Labeled region entries
--

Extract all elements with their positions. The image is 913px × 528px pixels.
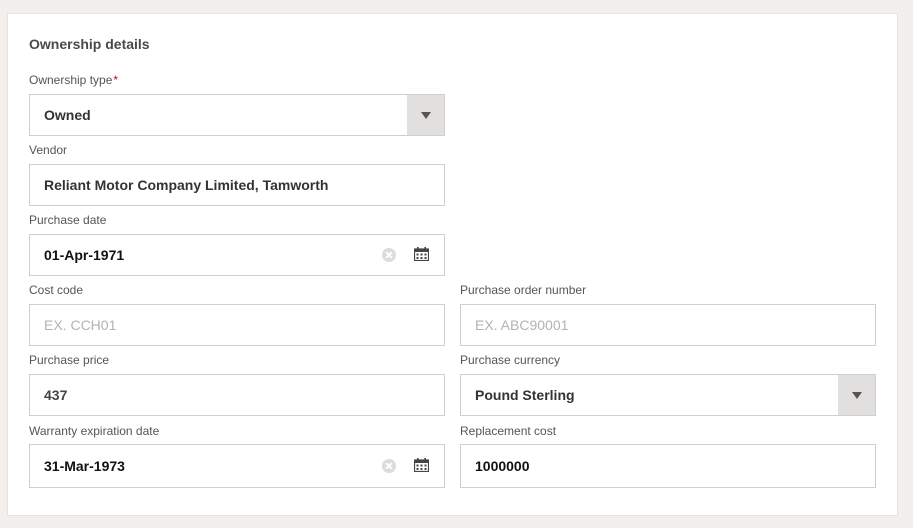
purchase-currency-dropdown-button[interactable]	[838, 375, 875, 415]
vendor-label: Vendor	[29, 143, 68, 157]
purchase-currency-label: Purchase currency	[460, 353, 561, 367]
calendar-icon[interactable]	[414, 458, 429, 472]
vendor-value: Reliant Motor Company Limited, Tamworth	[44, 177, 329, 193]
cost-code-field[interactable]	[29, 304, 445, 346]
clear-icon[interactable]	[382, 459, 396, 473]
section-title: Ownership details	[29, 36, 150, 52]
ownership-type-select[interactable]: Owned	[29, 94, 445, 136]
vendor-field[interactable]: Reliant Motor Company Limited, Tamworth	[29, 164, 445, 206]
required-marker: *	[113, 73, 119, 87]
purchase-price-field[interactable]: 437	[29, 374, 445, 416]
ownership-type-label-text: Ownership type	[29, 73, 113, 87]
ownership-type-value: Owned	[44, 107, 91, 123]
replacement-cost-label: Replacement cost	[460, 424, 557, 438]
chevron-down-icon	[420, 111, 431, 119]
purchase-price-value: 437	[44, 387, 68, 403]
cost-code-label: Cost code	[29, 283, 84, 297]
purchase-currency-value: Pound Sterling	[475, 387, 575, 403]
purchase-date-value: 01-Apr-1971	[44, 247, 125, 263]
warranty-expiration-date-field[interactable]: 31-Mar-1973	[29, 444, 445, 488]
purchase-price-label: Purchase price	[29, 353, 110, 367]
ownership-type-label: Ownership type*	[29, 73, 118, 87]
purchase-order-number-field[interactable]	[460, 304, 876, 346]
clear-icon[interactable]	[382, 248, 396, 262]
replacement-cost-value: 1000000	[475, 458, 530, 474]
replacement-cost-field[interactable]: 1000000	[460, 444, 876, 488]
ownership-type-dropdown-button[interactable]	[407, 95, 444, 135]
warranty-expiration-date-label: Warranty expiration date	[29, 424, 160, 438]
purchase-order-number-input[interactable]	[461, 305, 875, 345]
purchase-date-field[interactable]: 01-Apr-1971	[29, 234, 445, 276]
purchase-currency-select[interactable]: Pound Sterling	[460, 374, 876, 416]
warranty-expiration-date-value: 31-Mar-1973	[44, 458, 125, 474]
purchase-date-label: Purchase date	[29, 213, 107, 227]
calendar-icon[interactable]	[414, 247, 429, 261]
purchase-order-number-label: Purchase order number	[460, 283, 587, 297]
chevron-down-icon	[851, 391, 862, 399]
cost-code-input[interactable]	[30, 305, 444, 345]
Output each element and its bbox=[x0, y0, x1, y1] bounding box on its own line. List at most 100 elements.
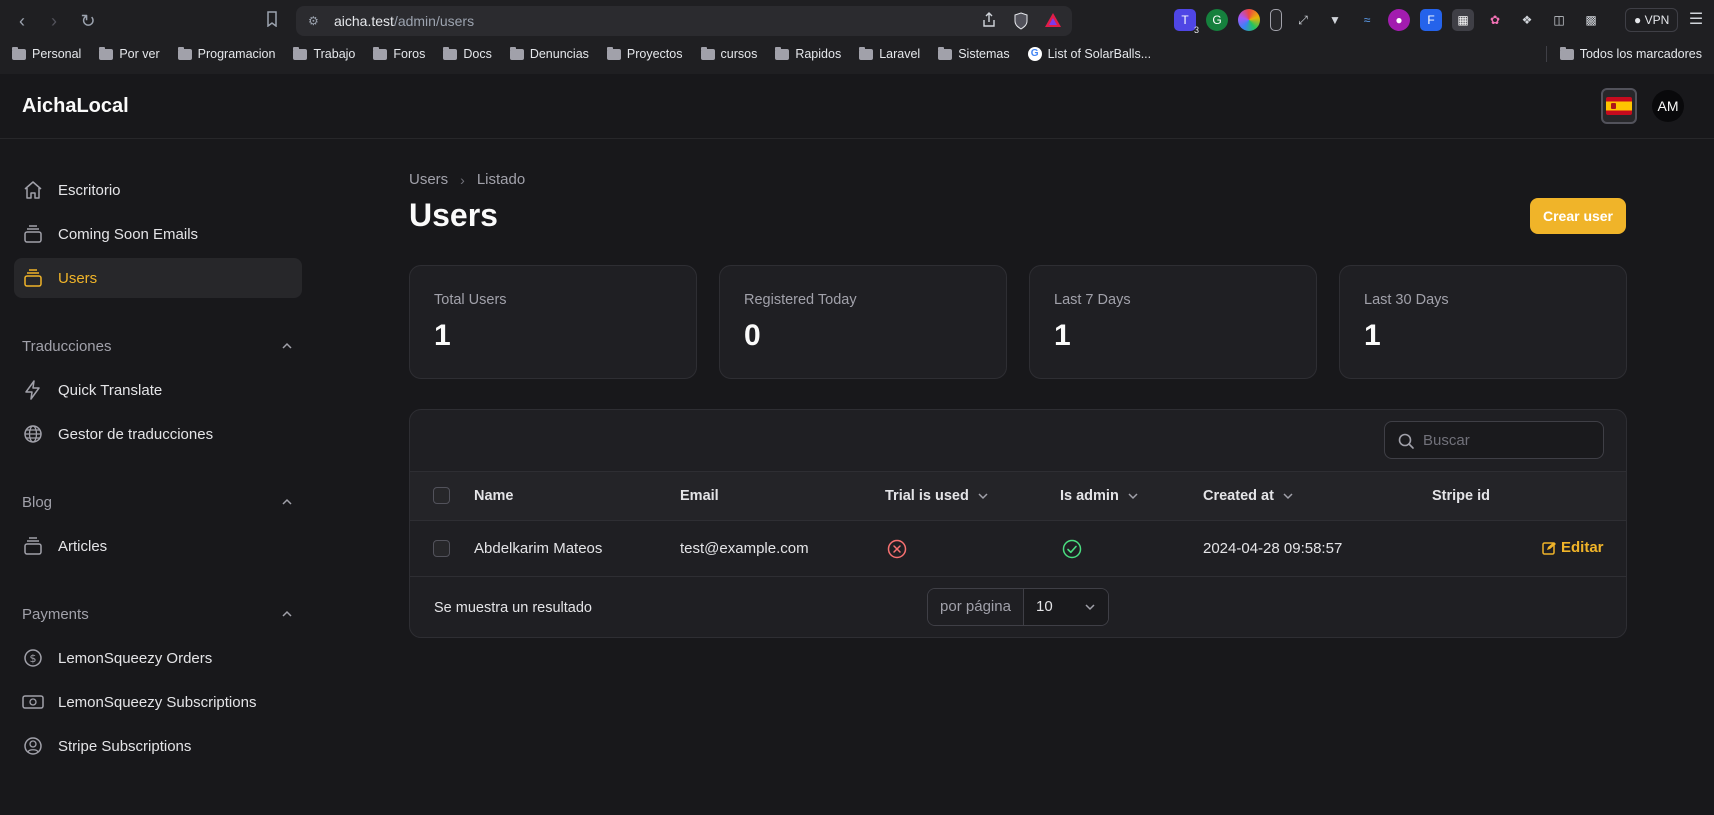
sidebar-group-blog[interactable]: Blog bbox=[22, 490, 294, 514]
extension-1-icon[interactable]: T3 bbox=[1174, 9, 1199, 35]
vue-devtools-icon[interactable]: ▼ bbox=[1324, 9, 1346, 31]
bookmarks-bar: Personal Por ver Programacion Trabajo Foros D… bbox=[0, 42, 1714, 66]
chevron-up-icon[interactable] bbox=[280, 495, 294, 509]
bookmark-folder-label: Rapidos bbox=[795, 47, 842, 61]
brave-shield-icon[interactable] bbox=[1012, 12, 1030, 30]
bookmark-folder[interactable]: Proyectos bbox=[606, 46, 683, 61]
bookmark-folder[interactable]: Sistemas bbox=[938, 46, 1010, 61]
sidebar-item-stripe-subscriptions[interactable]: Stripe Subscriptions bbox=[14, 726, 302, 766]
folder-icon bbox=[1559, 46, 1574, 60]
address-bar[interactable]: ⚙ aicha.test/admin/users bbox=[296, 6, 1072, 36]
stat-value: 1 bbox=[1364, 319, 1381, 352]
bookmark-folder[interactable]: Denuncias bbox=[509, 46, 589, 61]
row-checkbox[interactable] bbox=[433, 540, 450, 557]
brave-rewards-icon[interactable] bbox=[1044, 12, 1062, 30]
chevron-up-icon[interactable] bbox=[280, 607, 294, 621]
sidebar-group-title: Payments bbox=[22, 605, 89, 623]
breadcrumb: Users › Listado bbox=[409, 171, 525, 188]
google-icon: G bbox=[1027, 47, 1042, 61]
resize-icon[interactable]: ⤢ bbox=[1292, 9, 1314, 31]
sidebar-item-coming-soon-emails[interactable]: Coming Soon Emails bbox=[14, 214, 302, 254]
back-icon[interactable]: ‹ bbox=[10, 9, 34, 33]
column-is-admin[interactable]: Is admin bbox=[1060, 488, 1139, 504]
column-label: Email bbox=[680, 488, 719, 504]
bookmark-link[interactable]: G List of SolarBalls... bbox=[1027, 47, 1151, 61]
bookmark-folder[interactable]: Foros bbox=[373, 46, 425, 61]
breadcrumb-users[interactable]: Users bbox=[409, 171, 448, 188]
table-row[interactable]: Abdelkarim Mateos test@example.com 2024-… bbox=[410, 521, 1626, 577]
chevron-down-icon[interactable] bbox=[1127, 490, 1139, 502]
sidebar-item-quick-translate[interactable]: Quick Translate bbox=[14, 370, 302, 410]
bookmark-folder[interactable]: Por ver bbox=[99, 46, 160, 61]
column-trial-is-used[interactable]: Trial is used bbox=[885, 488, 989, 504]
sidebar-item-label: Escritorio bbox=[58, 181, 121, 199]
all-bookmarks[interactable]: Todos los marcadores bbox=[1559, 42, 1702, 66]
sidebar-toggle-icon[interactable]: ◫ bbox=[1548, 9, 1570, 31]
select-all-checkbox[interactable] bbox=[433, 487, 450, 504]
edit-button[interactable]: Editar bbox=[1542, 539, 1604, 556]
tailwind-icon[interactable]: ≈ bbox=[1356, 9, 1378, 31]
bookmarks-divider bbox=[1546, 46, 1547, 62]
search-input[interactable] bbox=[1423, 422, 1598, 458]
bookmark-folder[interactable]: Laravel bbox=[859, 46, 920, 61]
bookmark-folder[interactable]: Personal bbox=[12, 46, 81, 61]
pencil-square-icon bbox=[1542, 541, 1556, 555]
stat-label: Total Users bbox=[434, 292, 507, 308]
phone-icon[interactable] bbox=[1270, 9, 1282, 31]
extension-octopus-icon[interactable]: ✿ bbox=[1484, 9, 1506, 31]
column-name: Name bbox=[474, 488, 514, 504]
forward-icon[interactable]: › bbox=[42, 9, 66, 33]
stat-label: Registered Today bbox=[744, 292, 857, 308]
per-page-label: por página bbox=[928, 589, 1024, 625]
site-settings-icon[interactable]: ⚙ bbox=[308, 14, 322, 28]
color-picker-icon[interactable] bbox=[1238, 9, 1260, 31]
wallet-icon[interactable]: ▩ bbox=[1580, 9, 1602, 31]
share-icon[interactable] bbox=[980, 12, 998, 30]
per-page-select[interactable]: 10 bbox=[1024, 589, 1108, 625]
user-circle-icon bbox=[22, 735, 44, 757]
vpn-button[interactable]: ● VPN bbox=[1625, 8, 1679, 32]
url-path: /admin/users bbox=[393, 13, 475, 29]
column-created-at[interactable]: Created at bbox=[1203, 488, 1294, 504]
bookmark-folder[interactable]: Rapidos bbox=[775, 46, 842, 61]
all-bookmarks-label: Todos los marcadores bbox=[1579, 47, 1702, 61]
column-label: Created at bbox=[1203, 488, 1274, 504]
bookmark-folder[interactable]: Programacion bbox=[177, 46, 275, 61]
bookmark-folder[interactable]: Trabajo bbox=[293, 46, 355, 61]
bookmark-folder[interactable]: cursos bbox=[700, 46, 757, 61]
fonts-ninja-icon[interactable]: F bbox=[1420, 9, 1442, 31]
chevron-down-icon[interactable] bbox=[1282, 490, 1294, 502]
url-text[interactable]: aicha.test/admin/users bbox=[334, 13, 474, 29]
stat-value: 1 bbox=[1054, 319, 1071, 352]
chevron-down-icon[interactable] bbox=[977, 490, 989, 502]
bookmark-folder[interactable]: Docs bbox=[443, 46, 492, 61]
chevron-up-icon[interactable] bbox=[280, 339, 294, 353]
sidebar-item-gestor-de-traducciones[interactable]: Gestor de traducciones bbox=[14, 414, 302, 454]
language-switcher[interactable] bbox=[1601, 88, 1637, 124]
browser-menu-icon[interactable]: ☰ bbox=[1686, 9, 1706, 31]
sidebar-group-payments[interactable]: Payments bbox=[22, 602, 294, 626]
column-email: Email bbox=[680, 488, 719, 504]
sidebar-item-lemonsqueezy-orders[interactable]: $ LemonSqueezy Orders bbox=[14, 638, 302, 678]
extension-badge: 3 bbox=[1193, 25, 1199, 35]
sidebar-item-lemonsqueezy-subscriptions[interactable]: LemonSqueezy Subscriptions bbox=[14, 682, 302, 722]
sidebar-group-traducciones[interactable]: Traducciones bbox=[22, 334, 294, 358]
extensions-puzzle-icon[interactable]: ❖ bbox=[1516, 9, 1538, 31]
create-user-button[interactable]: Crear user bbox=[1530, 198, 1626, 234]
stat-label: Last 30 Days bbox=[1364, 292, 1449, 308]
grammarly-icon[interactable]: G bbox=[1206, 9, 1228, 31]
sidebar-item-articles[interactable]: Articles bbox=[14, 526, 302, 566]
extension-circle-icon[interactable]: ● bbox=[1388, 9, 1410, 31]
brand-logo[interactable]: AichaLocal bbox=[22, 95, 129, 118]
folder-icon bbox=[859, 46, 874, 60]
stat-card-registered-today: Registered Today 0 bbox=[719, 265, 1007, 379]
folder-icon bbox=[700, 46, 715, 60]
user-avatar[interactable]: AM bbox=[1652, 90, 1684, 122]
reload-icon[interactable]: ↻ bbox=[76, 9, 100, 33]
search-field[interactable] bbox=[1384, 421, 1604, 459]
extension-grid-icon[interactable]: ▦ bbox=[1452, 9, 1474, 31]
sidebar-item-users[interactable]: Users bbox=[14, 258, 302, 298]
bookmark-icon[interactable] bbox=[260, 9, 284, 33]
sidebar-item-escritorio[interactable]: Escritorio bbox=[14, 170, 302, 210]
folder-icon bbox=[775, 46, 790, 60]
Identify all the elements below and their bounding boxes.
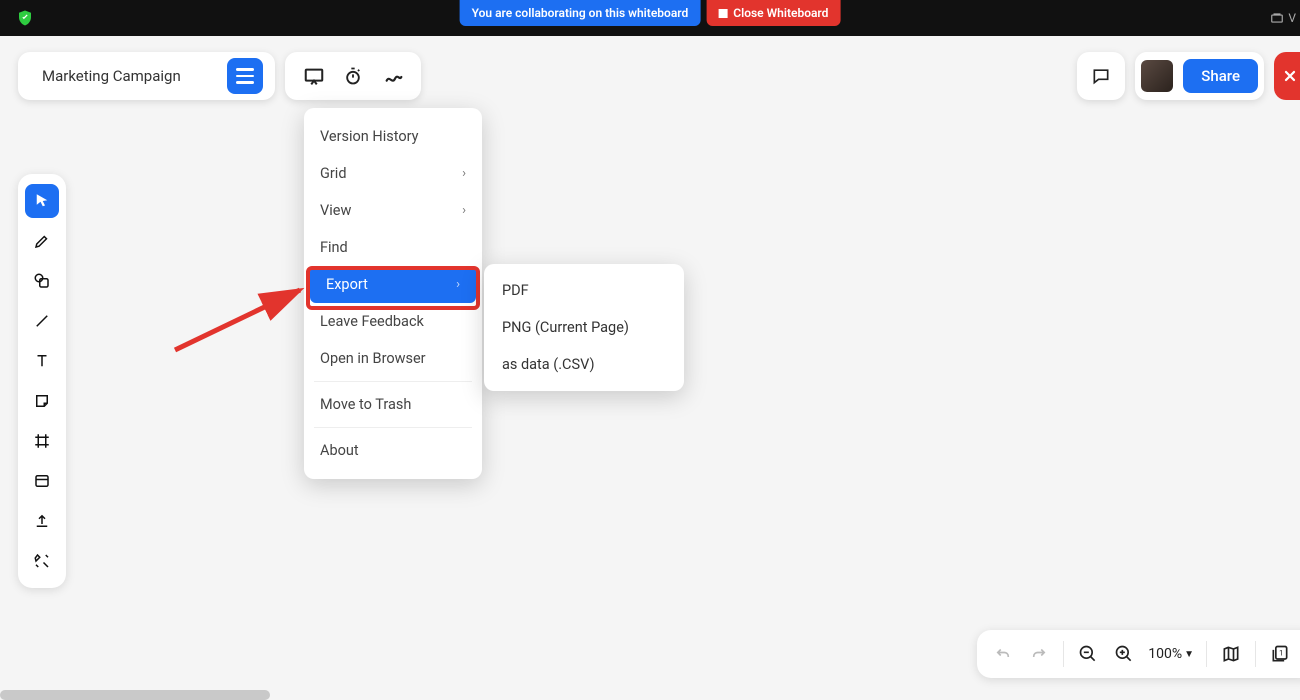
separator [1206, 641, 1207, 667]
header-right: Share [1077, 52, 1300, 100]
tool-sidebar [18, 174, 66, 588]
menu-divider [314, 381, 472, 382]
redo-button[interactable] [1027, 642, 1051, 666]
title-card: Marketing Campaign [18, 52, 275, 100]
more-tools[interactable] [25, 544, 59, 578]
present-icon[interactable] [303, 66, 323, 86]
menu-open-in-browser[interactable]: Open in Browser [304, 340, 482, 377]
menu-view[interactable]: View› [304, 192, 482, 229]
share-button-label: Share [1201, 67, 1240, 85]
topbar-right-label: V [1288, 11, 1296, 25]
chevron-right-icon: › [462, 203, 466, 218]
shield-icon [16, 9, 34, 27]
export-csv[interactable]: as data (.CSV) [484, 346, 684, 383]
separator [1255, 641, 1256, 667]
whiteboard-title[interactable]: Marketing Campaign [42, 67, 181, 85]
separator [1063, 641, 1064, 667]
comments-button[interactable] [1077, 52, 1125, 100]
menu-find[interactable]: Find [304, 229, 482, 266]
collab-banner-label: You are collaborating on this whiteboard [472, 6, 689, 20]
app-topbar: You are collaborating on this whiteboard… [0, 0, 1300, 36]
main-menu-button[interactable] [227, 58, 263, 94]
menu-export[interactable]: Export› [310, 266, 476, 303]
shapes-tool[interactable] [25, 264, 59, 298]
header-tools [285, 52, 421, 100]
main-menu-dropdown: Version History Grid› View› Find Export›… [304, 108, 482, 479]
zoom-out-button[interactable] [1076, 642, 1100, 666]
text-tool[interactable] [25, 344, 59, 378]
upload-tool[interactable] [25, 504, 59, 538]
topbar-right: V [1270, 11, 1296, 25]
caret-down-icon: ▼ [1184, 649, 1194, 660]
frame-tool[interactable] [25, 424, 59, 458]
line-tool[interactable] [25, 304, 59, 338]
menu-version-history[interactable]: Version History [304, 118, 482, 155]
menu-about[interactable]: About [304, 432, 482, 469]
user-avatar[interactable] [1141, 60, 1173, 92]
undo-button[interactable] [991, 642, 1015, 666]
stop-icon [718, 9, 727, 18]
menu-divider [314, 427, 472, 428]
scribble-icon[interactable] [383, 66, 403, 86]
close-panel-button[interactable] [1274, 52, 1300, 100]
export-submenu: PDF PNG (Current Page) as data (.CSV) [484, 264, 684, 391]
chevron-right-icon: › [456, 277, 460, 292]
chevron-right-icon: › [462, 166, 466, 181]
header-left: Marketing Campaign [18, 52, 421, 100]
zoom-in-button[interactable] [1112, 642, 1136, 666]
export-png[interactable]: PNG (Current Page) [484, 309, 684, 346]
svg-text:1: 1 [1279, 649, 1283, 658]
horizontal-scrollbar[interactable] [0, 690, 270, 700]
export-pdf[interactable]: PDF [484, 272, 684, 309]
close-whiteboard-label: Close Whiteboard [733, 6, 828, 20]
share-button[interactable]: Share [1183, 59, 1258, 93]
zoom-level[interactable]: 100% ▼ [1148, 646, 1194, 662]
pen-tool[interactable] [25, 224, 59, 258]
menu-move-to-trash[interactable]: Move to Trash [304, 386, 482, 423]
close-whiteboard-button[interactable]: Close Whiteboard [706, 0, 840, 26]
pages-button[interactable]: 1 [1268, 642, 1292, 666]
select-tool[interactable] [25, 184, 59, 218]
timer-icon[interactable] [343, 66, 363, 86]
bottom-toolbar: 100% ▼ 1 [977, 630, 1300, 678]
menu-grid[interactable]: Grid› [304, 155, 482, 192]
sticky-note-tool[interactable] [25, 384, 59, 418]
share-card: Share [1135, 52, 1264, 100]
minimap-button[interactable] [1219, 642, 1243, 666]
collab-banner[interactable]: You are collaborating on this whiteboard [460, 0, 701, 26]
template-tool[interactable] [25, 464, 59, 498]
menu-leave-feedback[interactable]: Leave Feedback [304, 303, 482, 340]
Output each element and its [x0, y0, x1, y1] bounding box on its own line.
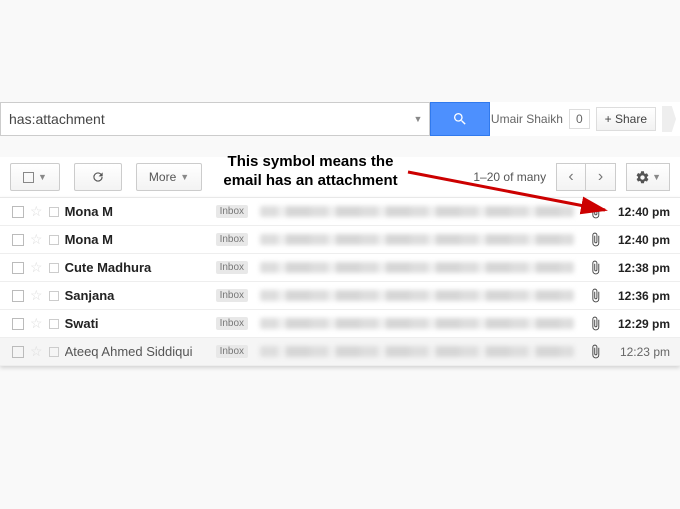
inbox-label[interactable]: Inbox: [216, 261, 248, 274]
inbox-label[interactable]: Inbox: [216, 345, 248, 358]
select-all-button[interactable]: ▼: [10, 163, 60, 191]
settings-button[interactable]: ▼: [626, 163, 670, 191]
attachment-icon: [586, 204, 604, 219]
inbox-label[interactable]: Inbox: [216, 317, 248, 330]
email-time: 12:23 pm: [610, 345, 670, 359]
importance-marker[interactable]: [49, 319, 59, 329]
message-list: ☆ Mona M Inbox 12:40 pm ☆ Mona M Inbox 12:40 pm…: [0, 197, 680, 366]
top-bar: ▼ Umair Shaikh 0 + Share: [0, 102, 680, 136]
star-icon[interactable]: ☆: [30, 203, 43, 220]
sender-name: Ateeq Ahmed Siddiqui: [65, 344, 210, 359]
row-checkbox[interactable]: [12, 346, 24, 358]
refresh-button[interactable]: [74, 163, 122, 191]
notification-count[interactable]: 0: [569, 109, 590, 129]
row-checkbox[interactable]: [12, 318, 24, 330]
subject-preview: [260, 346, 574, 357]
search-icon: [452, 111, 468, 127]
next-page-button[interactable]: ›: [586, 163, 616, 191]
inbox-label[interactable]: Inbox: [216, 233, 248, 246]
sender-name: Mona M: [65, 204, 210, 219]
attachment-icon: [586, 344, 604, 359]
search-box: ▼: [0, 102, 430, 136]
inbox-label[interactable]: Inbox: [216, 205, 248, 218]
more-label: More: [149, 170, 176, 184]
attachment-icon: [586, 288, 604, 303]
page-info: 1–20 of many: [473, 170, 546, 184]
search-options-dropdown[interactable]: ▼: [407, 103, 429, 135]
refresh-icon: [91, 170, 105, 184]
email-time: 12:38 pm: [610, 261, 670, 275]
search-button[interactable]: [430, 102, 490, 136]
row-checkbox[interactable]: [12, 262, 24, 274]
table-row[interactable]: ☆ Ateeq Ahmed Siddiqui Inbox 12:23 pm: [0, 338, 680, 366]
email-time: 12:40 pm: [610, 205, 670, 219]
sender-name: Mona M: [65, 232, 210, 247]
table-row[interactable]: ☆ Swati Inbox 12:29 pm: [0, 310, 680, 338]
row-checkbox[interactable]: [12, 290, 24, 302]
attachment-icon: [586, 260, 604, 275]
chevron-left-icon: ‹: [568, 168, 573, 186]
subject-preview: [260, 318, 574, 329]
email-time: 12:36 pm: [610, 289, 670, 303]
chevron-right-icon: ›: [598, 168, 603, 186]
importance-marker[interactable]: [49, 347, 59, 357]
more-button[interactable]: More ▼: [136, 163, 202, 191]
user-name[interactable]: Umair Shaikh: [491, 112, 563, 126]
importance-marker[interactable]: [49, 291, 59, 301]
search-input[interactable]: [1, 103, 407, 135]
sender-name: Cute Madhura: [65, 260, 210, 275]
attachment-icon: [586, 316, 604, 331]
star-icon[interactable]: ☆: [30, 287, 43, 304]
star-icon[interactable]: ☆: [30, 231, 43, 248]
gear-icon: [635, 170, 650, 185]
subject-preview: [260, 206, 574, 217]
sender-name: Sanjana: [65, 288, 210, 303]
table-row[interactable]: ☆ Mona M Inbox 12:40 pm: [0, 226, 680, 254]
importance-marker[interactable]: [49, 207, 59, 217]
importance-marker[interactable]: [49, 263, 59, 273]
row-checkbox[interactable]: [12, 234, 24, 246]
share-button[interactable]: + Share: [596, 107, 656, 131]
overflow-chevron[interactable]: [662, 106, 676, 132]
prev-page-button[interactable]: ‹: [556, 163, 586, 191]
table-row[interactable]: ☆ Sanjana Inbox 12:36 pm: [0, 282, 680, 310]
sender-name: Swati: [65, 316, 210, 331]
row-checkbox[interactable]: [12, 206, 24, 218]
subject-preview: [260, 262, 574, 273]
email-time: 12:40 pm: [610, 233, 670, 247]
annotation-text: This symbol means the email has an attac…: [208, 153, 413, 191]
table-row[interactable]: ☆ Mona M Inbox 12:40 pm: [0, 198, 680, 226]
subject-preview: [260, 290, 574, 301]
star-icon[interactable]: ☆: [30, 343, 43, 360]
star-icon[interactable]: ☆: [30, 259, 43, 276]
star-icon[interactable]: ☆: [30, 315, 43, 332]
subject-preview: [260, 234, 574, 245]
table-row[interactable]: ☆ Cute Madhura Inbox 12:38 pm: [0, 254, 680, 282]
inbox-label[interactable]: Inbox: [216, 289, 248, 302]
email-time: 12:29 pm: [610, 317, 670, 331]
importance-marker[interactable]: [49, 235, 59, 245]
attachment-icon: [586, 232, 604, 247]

--

OBJECTIVE
Can you reproduce the entries verbatim, starting at the line that contains "375, 875, 415]" and stopping after the line that contains "247, 125, 263]"?

OUTPUT BELOW
purchase-currency-dropdown-button[interactable]	[838, 375, 875, 415]
vendor-label: Vendor	[29, 143, 68, 157]
purchase-currency-label: Purchase currency	[460, 353, 561, 367]
calendar-icon[interactable]	[414, 458, 429, 472]
vendor-value: Reliant Motor Company Limited, Tamworth	[44, 177, 329, 193]
cost-code-field[interactable]	[29, 304, 445, 346]
clear-icon[interactable]	[382, 459, 396, 473]
section-title: Ownership details	[29, 36, 150, 52]
ownership-type-select[interactable]: Owned	[29, 94, 445, 136]
vendor-field[interactable]: Reliant Motor Company Limited, Tamworth	[29, 164, 445, 206]
required-marker: *	[113, 73, 119, 87]
purchase-price-field[interactable]: 437	[29, 374, 445, 416]
ownership-type-label-text: Ownership type	[29, 73, 113, 87]
ownership-type-value: Owned	[44, 107, 91, 123]
replacement-cost-label: Replacement cost	[460, 424, 557, 438]
chevron-down-icon	[420, 111, 431, 119]
purchase-price-value: 437	[44, 387, 68, 403]
cost-code-label: Cost code	[29, 283, 84, 297]
purchase-currency-value: Pound Sterling	[475, 387, 575, 403]
purchase-date-value: 01-Apr-1971	[44, 247, 125, 263]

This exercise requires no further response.